■ What to work on ■
Copy the lines of the material exactly, starting at the line that contains "key-points-heading: 【要点梳理】 [110, 257, 835, 283]" and ending at the line that contains "table-header: 已知条件 [111, 938, 272, 983]".

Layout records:
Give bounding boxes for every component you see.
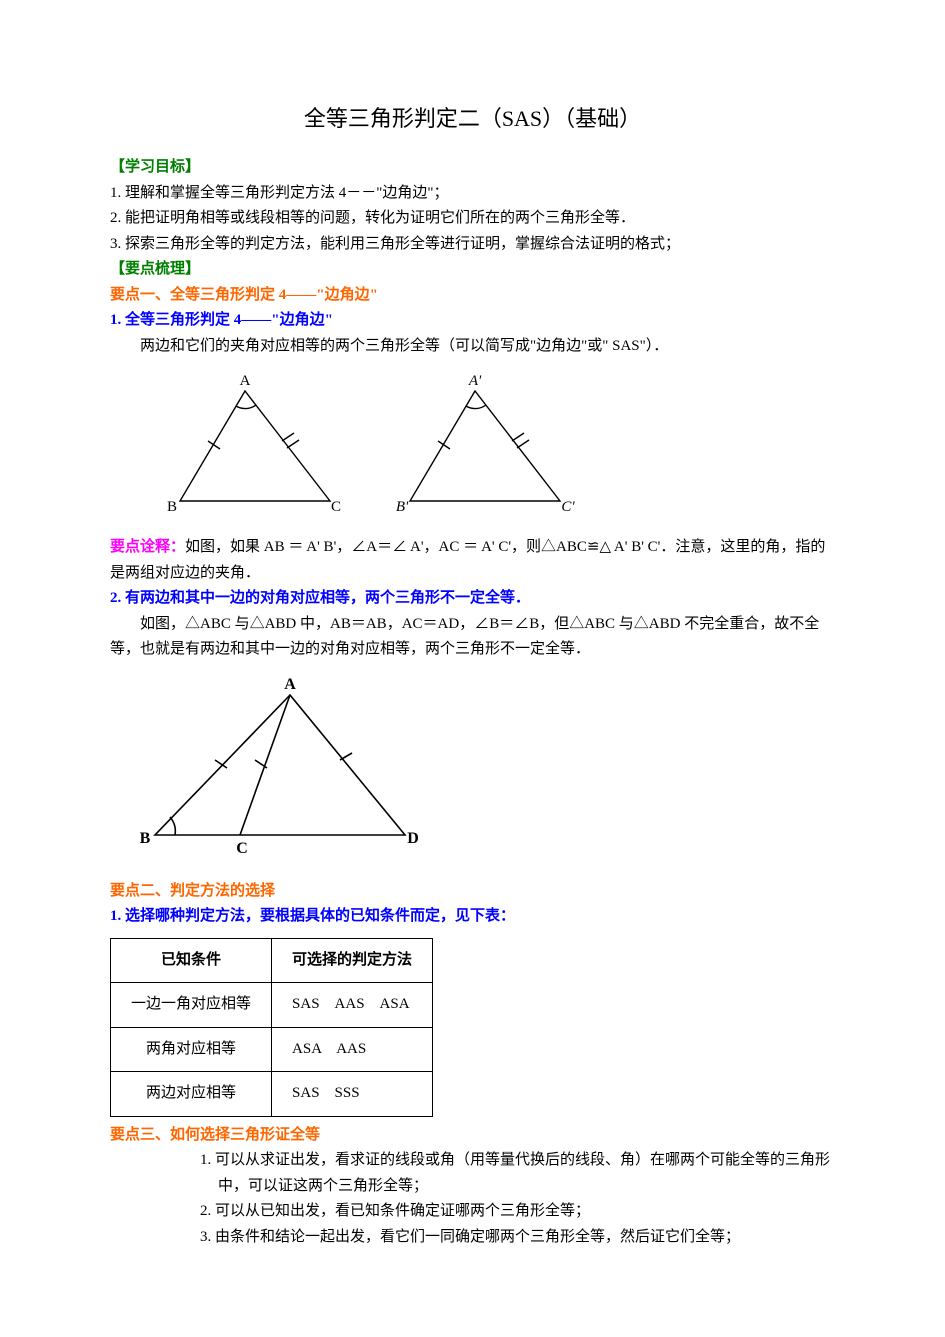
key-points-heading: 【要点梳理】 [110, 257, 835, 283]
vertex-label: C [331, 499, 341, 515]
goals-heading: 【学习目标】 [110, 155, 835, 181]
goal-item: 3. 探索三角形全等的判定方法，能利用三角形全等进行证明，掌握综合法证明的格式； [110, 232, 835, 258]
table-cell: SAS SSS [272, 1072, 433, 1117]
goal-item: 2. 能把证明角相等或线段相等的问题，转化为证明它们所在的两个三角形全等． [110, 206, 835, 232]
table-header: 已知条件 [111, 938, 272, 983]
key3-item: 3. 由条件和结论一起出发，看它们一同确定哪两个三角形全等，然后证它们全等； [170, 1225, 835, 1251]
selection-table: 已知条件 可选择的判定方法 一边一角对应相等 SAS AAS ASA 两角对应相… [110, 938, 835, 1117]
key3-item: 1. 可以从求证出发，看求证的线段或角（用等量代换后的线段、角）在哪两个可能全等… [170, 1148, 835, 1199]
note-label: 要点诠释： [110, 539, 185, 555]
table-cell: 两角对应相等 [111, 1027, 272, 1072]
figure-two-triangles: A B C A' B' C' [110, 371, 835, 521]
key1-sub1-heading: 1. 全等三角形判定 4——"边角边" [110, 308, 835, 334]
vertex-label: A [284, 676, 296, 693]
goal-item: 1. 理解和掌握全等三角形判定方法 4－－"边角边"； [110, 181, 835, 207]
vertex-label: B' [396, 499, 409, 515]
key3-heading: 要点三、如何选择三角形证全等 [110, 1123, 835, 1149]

■ Expected answer ■
key-points-heading: 【要点梳理】 [110, 257, 835, 283]
vertex-label: C [331, 499, 341, 515]
goals-heading: 【学习目标】 [110, 155, 835, 181]
goal-item: 3. 探索三角形全等的判定方法，能利用三角形全等进行证明，掌握综合法证明的格式； [110, 232, 835, 258]
table-cell: SAS SSS [272, 1072, 433, 1117]
goal-item: 2. 能把证明角相等或线段相等的问题，转化为证明它们所在的两个三角形全等． [110, 206, 835, 232]
table-header: 已知条件 [111, 938, 272, 983]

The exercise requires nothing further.